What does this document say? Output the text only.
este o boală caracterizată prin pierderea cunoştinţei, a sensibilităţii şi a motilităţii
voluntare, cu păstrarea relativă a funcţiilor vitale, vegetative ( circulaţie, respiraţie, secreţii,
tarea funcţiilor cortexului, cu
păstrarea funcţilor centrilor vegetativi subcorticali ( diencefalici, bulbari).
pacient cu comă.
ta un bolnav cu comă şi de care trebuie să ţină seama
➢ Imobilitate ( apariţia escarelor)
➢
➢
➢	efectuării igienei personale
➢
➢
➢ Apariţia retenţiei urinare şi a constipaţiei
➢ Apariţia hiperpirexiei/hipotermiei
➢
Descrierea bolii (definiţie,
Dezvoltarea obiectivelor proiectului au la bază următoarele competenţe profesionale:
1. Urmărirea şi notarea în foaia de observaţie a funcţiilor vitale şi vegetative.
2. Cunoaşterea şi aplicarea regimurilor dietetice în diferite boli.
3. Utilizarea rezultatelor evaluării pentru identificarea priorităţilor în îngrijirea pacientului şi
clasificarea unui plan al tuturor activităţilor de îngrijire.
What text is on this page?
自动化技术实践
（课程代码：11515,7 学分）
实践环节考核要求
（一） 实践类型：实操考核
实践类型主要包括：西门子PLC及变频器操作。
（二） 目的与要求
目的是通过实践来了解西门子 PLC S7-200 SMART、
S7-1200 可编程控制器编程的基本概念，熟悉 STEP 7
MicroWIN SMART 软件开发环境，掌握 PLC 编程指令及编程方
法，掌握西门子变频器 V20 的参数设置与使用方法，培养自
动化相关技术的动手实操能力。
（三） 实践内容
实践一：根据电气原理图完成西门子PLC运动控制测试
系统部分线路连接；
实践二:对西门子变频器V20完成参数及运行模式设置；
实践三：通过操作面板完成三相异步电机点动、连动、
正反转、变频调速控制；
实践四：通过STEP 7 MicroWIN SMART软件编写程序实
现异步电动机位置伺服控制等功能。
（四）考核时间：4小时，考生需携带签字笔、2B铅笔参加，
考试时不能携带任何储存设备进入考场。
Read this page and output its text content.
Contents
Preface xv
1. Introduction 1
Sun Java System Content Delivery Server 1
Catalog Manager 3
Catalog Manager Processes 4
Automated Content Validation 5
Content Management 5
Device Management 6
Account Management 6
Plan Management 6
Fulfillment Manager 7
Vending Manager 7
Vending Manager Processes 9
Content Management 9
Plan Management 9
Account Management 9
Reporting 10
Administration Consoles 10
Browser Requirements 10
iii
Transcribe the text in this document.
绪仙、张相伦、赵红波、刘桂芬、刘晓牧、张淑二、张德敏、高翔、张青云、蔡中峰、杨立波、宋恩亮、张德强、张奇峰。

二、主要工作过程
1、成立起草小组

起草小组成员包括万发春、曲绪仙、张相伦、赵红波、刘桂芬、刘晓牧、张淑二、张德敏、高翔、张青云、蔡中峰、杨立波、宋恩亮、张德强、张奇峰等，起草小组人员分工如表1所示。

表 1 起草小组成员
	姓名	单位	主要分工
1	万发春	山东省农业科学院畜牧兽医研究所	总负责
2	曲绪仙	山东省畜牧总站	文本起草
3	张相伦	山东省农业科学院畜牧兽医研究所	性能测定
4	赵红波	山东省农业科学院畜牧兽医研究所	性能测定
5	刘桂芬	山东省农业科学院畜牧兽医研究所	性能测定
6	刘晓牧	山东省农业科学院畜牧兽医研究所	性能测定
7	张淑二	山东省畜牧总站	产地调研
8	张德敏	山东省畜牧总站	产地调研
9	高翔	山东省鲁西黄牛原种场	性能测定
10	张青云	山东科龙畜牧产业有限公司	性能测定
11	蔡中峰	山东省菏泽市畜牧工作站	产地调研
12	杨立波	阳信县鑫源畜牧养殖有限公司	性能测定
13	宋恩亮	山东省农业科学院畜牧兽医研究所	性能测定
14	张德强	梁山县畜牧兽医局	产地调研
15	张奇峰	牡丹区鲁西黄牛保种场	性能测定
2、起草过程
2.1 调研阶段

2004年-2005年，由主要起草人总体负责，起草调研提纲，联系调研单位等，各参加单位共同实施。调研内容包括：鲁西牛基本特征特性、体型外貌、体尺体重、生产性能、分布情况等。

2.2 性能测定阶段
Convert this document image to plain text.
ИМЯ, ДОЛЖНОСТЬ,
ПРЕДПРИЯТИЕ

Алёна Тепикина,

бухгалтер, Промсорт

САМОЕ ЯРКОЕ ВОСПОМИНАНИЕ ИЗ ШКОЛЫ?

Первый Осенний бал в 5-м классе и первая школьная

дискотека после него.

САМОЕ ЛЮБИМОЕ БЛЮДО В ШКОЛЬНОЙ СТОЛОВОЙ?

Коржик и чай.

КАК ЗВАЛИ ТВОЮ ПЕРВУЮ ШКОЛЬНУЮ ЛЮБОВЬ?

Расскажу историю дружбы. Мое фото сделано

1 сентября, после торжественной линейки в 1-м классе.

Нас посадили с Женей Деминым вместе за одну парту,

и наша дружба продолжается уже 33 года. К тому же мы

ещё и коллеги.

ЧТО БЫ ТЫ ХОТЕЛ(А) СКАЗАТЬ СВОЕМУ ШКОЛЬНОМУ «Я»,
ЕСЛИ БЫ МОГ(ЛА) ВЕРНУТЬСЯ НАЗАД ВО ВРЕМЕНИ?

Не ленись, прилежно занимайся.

YOUR OBJECTIVE: Looking at the records above, work out how many lines include the string "Catalog". Give the number and nothing else.

THE ANSWER: 2